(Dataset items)
↓↓↓

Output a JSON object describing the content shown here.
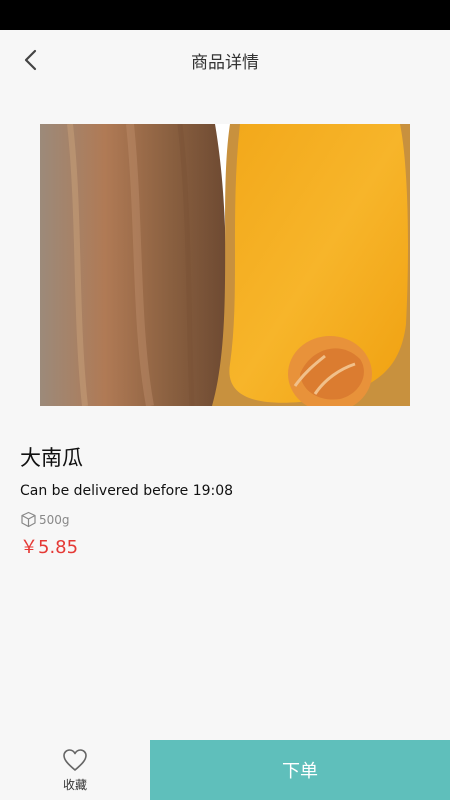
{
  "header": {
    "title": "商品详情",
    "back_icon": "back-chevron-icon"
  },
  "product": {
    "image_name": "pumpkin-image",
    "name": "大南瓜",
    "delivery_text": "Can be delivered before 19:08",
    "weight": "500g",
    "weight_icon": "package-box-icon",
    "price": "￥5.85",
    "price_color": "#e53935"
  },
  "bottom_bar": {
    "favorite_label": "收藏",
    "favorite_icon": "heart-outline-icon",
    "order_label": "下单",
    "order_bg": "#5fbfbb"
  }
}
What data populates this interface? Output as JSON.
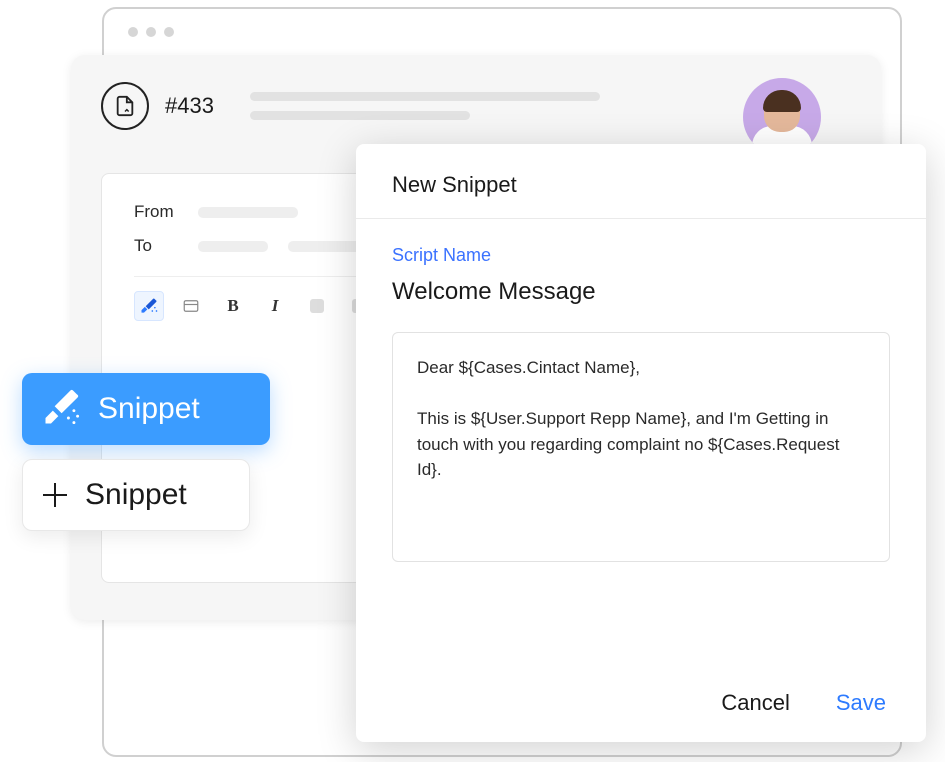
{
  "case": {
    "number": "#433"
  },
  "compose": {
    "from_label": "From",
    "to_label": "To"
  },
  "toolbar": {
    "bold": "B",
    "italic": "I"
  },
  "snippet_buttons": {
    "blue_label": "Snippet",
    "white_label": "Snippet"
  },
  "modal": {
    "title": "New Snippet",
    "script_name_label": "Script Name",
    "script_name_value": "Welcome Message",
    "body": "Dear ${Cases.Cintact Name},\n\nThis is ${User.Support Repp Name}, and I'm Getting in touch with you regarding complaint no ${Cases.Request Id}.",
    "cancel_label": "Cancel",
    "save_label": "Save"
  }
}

↑↑↑
↓↓↓

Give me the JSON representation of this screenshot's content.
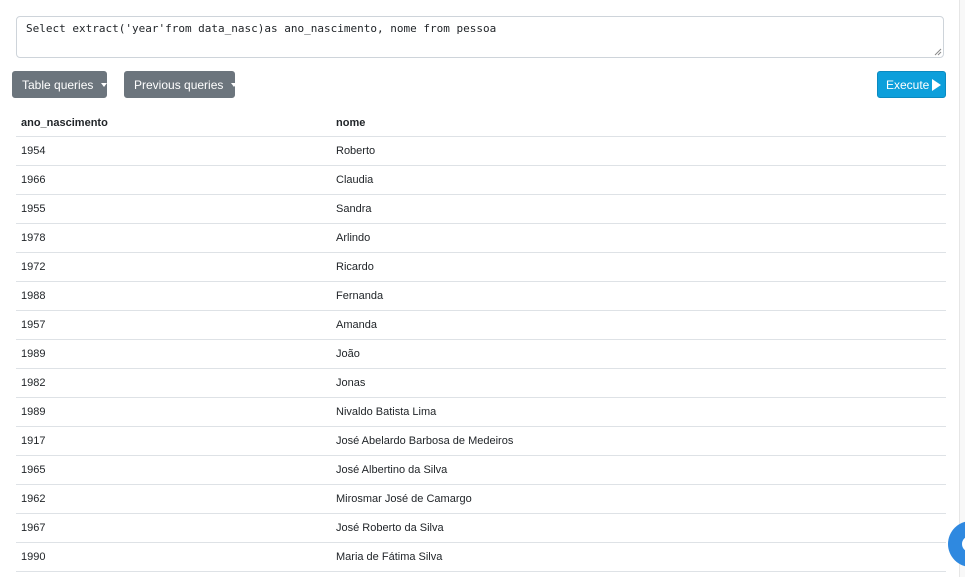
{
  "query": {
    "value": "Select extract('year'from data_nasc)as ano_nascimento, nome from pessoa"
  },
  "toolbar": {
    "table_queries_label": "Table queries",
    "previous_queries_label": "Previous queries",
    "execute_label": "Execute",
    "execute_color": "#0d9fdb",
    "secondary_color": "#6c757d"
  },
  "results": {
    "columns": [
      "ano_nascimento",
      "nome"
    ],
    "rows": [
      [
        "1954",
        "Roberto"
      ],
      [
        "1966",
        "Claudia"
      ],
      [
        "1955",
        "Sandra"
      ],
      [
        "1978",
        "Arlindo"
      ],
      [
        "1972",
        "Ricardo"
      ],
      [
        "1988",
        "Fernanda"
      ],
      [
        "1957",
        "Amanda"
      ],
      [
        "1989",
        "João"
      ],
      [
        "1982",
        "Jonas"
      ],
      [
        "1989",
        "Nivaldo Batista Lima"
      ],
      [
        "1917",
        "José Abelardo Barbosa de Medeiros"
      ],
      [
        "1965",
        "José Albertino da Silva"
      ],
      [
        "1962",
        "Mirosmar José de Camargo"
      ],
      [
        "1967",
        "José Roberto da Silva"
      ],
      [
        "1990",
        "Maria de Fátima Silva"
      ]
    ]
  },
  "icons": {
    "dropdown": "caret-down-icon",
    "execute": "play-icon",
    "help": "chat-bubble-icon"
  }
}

↑↑↑

_Description of the task:_
Where a line above includes "JSON", copy that line.

_The answer:_
Output a JSON object describing the content shown here.
What data populates this interface? Output as JSON.
Give me the JSON representation of this screenshot's content.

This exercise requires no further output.